--- Begin ---
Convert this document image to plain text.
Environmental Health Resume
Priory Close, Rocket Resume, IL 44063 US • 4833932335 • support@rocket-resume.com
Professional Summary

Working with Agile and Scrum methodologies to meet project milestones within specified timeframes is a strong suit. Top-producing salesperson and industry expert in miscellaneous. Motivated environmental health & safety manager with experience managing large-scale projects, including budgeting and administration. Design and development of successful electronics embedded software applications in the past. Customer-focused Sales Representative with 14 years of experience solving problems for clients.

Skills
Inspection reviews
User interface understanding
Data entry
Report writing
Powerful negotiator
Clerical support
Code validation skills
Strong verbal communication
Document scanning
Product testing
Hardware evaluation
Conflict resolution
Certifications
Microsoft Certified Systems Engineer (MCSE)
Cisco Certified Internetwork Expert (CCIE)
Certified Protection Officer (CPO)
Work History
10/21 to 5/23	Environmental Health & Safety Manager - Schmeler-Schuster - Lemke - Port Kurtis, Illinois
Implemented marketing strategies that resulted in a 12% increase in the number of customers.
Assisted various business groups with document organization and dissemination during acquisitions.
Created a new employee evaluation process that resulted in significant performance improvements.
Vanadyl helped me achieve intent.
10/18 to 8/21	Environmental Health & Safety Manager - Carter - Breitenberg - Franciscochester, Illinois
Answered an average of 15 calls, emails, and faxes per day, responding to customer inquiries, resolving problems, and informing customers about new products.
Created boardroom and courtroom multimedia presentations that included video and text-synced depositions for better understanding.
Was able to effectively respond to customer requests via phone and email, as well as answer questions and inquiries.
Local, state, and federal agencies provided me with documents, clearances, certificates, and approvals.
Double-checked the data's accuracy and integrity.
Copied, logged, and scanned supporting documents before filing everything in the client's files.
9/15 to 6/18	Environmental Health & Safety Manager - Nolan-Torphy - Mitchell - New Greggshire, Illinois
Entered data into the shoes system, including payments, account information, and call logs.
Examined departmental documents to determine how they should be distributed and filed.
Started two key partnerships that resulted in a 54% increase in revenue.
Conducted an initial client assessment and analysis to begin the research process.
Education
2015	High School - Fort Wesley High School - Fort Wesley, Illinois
--- End ---
Collect each line holding the string "that".

**Output of the exercise**
Implemented marketing strategies that resulted in a 12% increase in the number of customers.
Created a new employee evaluation process that resulted in significant performance improvements.
Created boardroom and courtroom multimedia presentations that included video and text-synced depositions for better understanding.
Started two key partnerships that resulted in a 54% increase in revenue.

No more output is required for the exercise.